Directions
Repeat, line for line, the entries printed below.

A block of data
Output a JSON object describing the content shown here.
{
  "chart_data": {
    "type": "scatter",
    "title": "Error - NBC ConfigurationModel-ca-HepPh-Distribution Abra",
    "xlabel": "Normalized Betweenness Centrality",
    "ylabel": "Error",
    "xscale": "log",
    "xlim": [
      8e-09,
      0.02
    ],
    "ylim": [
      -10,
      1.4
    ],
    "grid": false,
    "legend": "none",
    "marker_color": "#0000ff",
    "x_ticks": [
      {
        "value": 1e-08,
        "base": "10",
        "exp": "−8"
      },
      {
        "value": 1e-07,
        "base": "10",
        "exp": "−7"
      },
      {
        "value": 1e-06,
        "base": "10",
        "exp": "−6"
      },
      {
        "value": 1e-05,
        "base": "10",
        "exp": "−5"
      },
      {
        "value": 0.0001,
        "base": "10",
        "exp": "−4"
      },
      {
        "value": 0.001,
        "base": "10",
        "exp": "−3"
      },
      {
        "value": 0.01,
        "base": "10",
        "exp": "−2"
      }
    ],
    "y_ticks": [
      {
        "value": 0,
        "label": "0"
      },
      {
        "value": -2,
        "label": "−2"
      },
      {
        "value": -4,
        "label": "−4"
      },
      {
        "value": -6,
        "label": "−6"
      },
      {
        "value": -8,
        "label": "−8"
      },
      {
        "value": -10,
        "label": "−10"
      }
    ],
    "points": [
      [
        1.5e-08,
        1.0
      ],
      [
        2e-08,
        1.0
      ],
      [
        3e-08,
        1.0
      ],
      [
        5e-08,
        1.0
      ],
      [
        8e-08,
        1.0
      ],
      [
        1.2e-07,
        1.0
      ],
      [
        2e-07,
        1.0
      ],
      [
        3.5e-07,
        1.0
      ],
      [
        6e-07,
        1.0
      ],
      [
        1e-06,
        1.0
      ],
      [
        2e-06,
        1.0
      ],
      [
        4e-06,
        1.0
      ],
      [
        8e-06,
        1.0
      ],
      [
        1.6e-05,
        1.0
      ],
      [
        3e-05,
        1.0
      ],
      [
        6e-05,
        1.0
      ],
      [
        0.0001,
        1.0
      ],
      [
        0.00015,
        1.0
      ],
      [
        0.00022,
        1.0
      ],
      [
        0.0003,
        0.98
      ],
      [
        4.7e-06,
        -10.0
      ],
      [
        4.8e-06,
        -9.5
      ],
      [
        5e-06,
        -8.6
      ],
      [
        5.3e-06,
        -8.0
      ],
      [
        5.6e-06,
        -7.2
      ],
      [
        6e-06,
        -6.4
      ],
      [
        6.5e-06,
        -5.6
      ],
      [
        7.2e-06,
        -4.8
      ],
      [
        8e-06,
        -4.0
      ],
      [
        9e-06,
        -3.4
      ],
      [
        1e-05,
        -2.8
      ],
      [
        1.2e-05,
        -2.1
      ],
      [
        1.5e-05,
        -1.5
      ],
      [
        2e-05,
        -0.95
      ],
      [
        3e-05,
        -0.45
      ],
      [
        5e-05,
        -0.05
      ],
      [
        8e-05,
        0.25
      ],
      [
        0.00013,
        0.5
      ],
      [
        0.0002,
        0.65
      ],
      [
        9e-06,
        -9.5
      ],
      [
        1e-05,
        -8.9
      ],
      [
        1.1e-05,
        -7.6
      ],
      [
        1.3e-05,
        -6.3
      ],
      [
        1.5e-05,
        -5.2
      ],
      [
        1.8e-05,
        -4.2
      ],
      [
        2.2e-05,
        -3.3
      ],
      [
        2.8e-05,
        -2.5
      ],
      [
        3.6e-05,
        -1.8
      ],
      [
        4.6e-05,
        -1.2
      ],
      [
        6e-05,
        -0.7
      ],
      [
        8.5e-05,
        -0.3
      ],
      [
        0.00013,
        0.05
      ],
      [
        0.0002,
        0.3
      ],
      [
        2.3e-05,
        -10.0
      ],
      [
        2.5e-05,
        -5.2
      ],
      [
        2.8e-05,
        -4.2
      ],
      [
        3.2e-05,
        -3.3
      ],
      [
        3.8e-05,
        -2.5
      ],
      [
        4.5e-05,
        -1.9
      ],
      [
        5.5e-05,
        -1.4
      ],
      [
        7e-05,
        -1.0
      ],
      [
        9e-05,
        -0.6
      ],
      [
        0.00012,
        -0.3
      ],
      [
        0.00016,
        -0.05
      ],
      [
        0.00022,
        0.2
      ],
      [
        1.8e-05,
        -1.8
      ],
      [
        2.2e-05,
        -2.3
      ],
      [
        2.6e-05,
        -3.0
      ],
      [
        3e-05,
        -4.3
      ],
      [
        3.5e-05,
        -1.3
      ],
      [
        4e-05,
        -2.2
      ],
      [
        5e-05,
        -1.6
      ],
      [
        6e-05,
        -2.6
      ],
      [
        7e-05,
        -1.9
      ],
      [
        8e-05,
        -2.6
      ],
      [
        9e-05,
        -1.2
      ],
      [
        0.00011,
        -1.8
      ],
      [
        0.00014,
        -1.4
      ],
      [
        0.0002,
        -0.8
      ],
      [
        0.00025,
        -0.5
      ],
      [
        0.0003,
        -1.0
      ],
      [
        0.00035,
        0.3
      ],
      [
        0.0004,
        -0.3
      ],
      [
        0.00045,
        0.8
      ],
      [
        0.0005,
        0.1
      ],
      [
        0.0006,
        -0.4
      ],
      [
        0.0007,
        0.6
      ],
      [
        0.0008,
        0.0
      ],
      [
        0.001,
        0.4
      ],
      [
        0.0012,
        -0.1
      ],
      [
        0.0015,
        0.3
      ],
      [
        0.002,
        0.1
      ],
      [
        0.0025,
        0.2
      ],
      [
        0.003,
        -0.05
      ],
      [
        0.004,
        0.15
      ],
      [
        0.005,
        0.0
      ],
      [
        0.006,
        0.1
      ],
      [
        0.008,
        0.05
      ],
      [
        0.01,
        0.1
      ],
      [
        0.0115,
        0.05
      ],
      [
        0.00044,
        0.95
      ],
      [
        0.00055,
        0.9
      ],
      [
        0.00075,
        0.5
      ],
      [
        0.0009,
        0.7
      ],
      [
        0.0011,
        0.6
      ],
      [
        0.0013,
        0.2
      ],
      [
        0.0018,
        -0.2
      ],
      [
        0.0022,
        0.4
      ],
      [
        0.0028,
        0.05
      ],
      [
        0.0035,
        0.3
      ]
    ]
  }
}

Response to the exercise
Output a JSON object describing the content shown here.
{
  "chart_data": {
    "type": "scatter",
    "title": "Error - NBC ConfigurationModel-ca-HepPh-Distribution Abra",
    "xlabel": "Normalized Betweenness Centrality",
    "ylabel": "Error",
    "xscale": "log",
    "xlim": [
      8e-09,
      0.02
    ],
    "ylim": [
      -10,
      1.4
    ],
    "grid": false,
    "legend": "none",
    "marker_color": "#0000ff",
    "x_ticks": [
      {
        "value": 1e-08,
        "base": "10",
        "exp": "−8"
      },
      {
        "value": 1e-07,
        "base": "10",
        "exp": "−7"
      },
      {
        "value": 1e-06,
        "base": "10",
        "exp": "−6"
      },
      {
        "value": 1e-05,
        "base": "10",
        "exp": "−5"
      },
      {
        "value": 0.0001,
        "base": "10",
        "exp": "−4"
      },
      {
        "value": 0.001,
        "base": "10",
        "exp": "−3"
      },
      {
        "value": 0.01,
        "base": "10",
        "exp": "−2"
      }
    ],
    "y_ticks": [
      {
        "value": 0,
        "label": "0"
      },
      {
        "value": -2,
        "label": "−2"
      },
      {
        "value": -4,
        "label": "−4"
      },
      {
        "value": -6,
        "label": "−6"
      },
      {
        "value": -8,
        "label": "−8"
      },
      {
        "value": -10,
        "label": "−10"
      }
    ],
    "points": [
      [
        1.5e-08,
        1.0
      ],
      [
        2e-08,
        1.0
      ],
      [
        3e-08,
        1.0
      ],
      [
        5e-08,
        1.0
      ],
      [
        8e-08,
        1.0
      ],
      [
        1.2e-07,
        1.0
      ],
      [
        2e-07,
        1.0
      ],
      [
        3.5e-07,
        1.0
      ],
      [
        6e-07,
        1.0
      ],
      [
        1e-06,
        1.0
      ],
      [
        2e-06,
        1.0
      ],
      [
        4e-06,
        1.0
      ],
      [
        8e-06,
        1.0
      ],
      [
        1.6e-05,
        1.0
      ],
      [
        3e-05,
        1.0
      ],
      [
        6e-05,
        1.0
      ],
      [
        0.0001,
        1.0
      ],
      [
        0.00015,
        1.0
      ],
      [
        0.00022,
        1.0
      ],
      [
        0.0003,
        0.98
      ],
      [
        4.7e-06,
        -10.0
      ],
      [
        4.8e-06,
        -9.5
      ],
      [
        5e-06,
        -8.6
      ],
      [
        5.3e-06,
        -8.0
      ],
      [
        5.6e-06,
        -7.2
      ],
      [
        6e-06,
        -6.4
      ],
      [
        6.5e-06,
        -5.6
      ],
      [
        7.2e-06,
        -4.8
      ],
      [
        8e-06,
        -4.0
      ],
      [
        9e-06,
        -3.4
      ],
      [
        1e-05,
        -2.8
      ],
      [
        1.2e-05,
        -2.1
      ],
      [
        1.5e-05,
        -1.5
      ],
      [
        2e-05,
        -0.95
      ],
      [
        3e-05,
        -0.45
      ],
      [
        5e-05,
        -0.05
      ],
      [
        8e-05,
        0.25
      ],
      [
        0.00013,
        0.5
      ],
      [
        0.0002,
        0.65
      ],
      [
        9e-06,
        -9.5
      ],
      [
        1e-05,
        -8.9
      ],
      [
        1.1e-05,
        -7.6
      ],
      [
        1.3e-05,
        -6.3
      ],
      [
        1.5e-05,
        -5.2
      ],
      [
        1.8e-05,
        -4.2
      ],
      [
        2.2e-05,
        -3.3
      ],
      [
        2.8e-05,
        -2.5
      ],
      [
        3.6e-05,
        -1.8
      ],
      [
        4.6e-05,
        -1.2
      ],
      [
        6e-05,
        -0.7
      ],
      [
        8.5e-05,
        -0.3
      ],
      [
        0.00013,
        0.05
      ],
      [
        0.0002,
        0.3
      ],
      [
        2.3e-05,
        -10.0
      ],
      [
        2.5e-05,
        -5.2
      ],
      [
        2.8e-05,
        -4.2
      ],
      [
        3.2e-05,
        -3.3
      ],
      [
        3.8e-05,
        -2.5
      ],
      [
        4.5e-05,
        -1.9
      ],
      [
        5.5e-05,
        -1.4
      ],
      [
        7e-05,
        -1.0
      ],
      [
        9e-05,
        -0.6
      ],
      [
        0.00012,
        -0.3
      ],
      [
        0.00016,
        -0.05
      ],
      [
        0.00022,
        0.2
      ],
      [
        1.8e-05,
        -1.8
      ],
      [
        2.2e-05,
        -2.3
      ],
      [
        2.6e-05,
        -3.0
      ],
      [
        3e-05,
        -4.3
      ],
      [
        3.5e-05,
        -1.3
      ],
      [
        4e-05,
        -2.2
      ],
      [
        5e-05,
        -1.6
      ],
      [
        6e-05,
        -2.6
      ],
      [
        7e-05,
        -1.9
      ],
      [
        8e-05,
        -2.6
      ],
      [
        9e-05,
        -1.2
      ],
      [
        0.00011,
        -1.8
      ],
      [
        0.00014,
        -1.4
      ],
      [
        0.0002,
        -0.8
      ],
      [
        0.00025,
        -0.5
      ],
      [
        0.0003,
        -1.0
      ],
      [
        0.00035,
        0.3
      ],
      [
        0.0004,
        -0.3
      ],
      [
        0.00045,
        0.8
      ],
      [
        0.0005,
        0.1
      ],
      [
        0.0006,
        -0.4
      ],
      [
        0.0007,
        0.6
      ],
      [
        0.0008,
        0.0
      ],
      [
        0.001,
        0.4
      ],
      [
        0.0012,
        -0.1
      ],
      [
        0.0015,
        0.3
      ],
      [
        0.002,
        0.1
      ],
      [
        0.0025,
        0.2
      ],
      [
        0.003,
        -0.05
      ],
      [
        0.004,
        0.15
      ],
      [
        0.005,
        0.0
      ],
      [
        0.006,
        0.1
      ],
      [
        0.008,
        0.05
      ],
      [
        0.01,
        0.1
      ],
      [
        0.0115,
        0.05
      ],
      [
        0.00044,
        0.95
      ],
      [
        0.00055,
        0.9
      ],
      [
        0.00075,
        0.5
      ],
      [
        0.0009,
        0.7
      ],
      [
        0.0011,
        0.6
      ],
      [
        0.0013,
        0.2
      ],
      [
        0.0018,
        -0.2
      ],
      [
        0.0022,
        0.4
      ],
      [
        0.0028,
        0.05
      ],
      [
        0.0035,
        0.3
      ]
    ]
  }
}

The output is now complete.